## SHORT TASK
Using the records below, please work out how many lines contain "image"; answer with the number alone.

# START OF DATA PROVIDED

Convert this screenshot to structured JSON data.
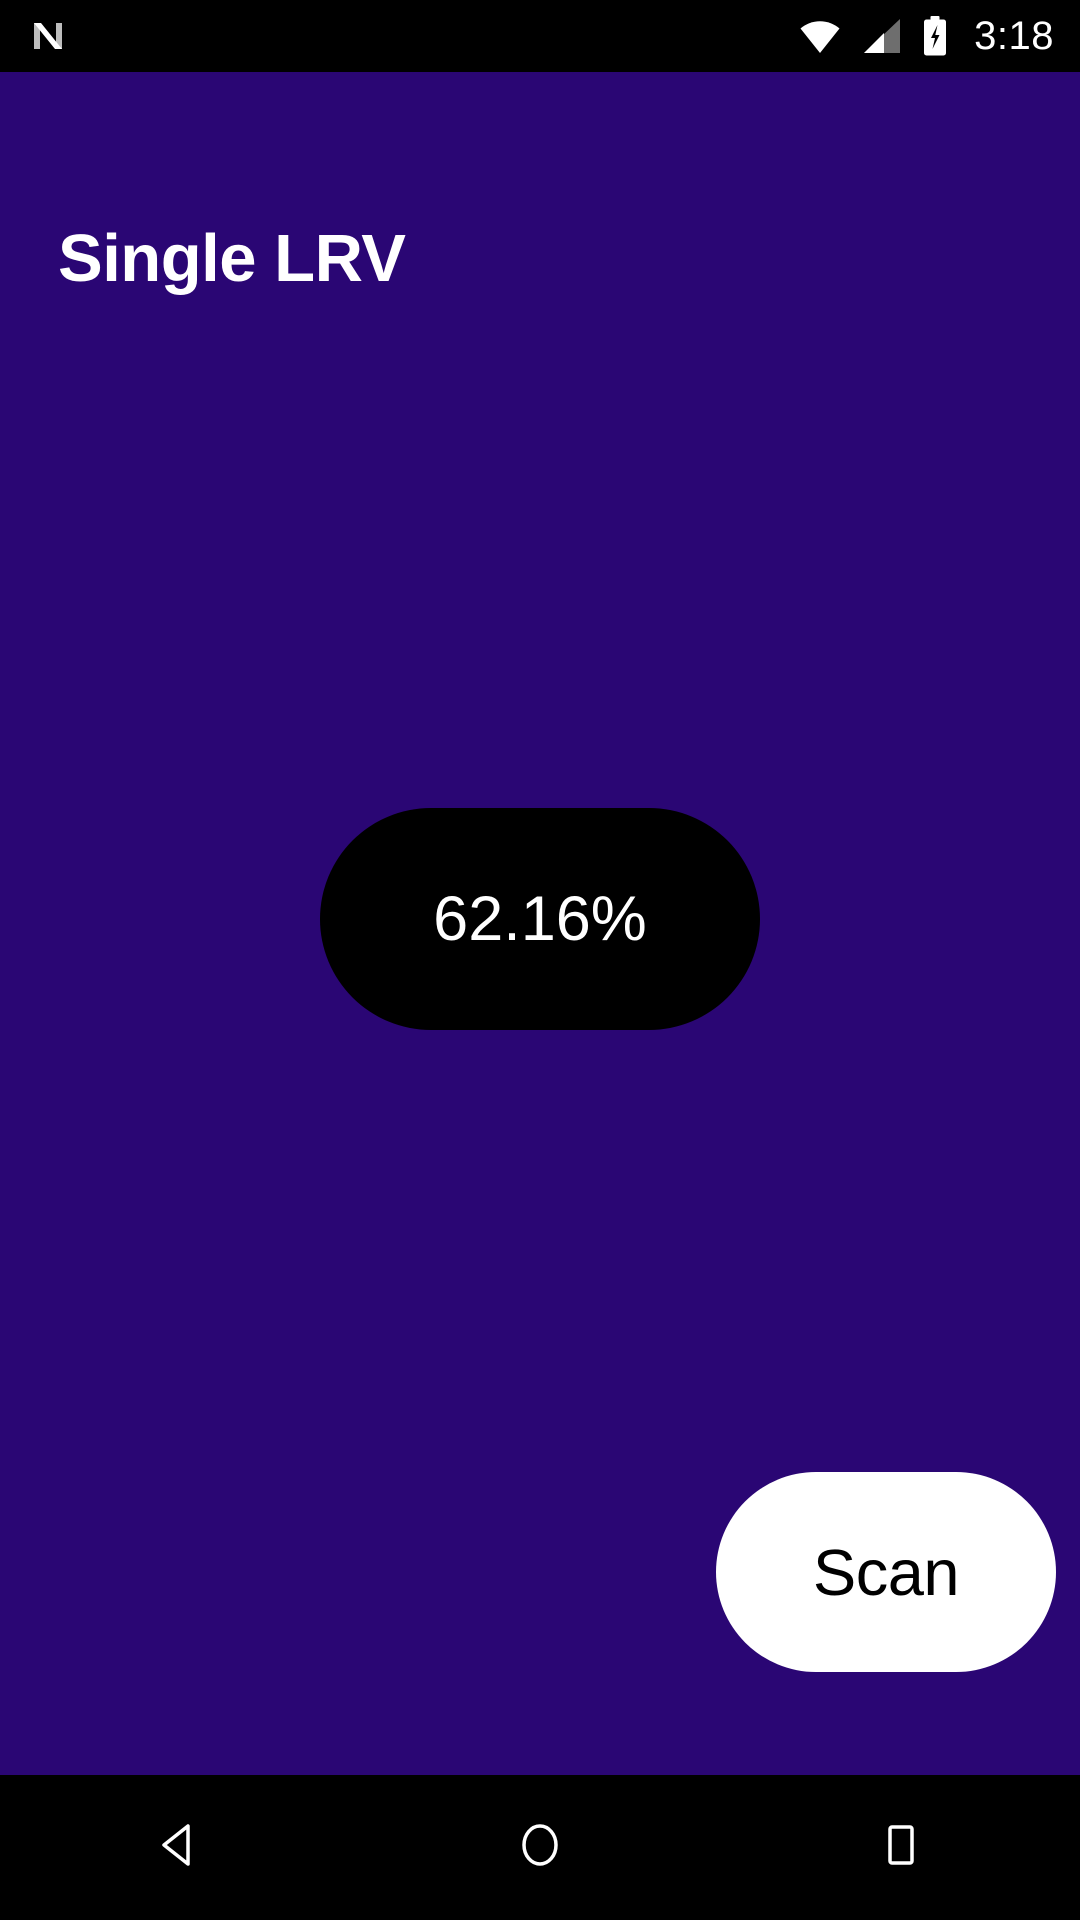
{
  "status_bar": {
    "notification_icon": "android-nougat-n-icon",
    "wifi_icon": "wifi-full-icon",
    "cellular_icon": "cellular-signal-icon",
    "battery_icon": "battery-charging-icon",
    "clock": "3:18",
    "background_color": "#000000",
    "foreground_color": "#FFFFFF"
  },
  "app": {
    "title": "Single LRV",
    "background_color": "#2A0674",
    "title_color": "#FFFFFF"
  },
  "value_display": {
    "value": "62.16%",
    "numeric_value": 62.16,
    "unit": "%",
    "background_color": "#000000",
    "text_color": "#FFFFFF"
  },
  "scan_button": {
    "label": "Scan",
    "background_color": "#FFFFFF",
    "text_color": "#000000"
  },
  "nav_bar": {
    "back_icon": "back-triangle-icon",
    "home_icon": "home-circle-icon",
    "recents_icon": "recents-square-icon",
    "background_color": "#000000",
    "icon_color": "#FFFFFF"
  }
}
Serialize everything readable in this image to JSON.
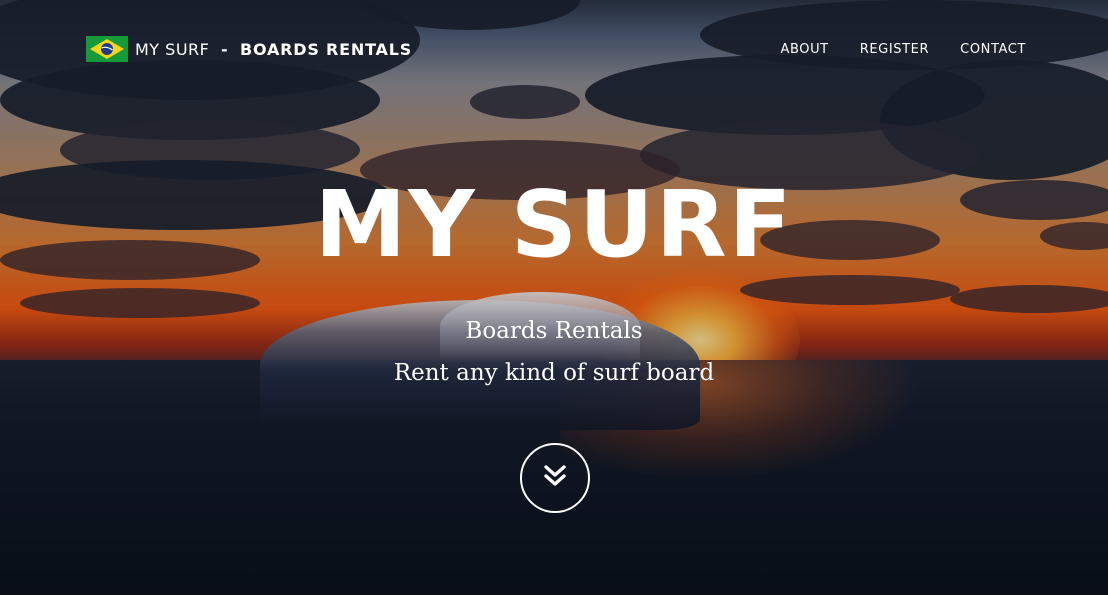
{
  "nav": {
    "brand_name": "MY SURF",
    "brand_separator": "-",
    "brand_tagline": "BOARDS RENTALS",
    "links": [
      {
        "label": "ABOUT"
      },
      {
        "label": "REGISTER"
      },
      {
        "label": "CONTACT"
      }
    ]
  },
  "hero": {
    "title": "MY SURF",
    "subtitle_line1": "Boards Rentals",
    "subtitle_line2": "Rent any kind of surf board"
  },
  "icons": {
    "brand_logo": "brazil-flag-icon",
    "scroll_down": "double-chevron-down-icon"
  },
  "colors": {
    "text": "#ffffff",
    "flag_green": "#169b3a",
    "flag_yellow": "#f7d616",
    "flag_blue": "#1f3b8f"
  }
}
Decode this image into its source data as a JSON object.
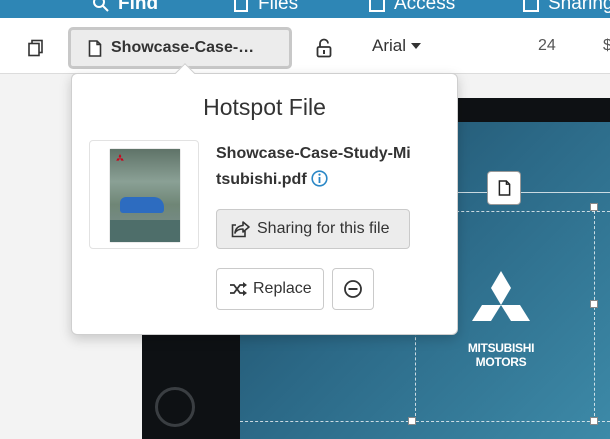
{
  "topnav": {
    "items": [
      {
        "label": "Find",
        "icon": "search-icon"
      },
      {
        "label": "Files",
        "icon": "files-icon"
      },
      {
        "label": "Access",
        "icon": "access-icon"
      },
      {
        "label": "Sharing",
        "icon": "share-icon"
      }
    ]
  },
  "toolbar": {
    "file_label": "Showcase-Case-…",
    "font_family": "Arial",
    "font_size": "24",
    "trailing_symbol": "$"
  },
  "popover": {
    "title": "Hotspot File",
    "filename_line1": "Showcase-Case-Study-Mi",
    "filename_line2": "tsubishi.pdf",
    "share_label": "Sharing for this file",
    "replace_label": "Replace"
  },
  "canvas": {
    "brand_line1": "MITSUBISHI",
    "brand_line2": "MOTORS"
  },
  "colors": {
    "nav_bg": "#2e86b5",
    "info_blue": "#2a87c6",
    "brand_red": "#d0021b"
  }
}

# END OF DATA PROVIDED

## FINAL ANSWER
2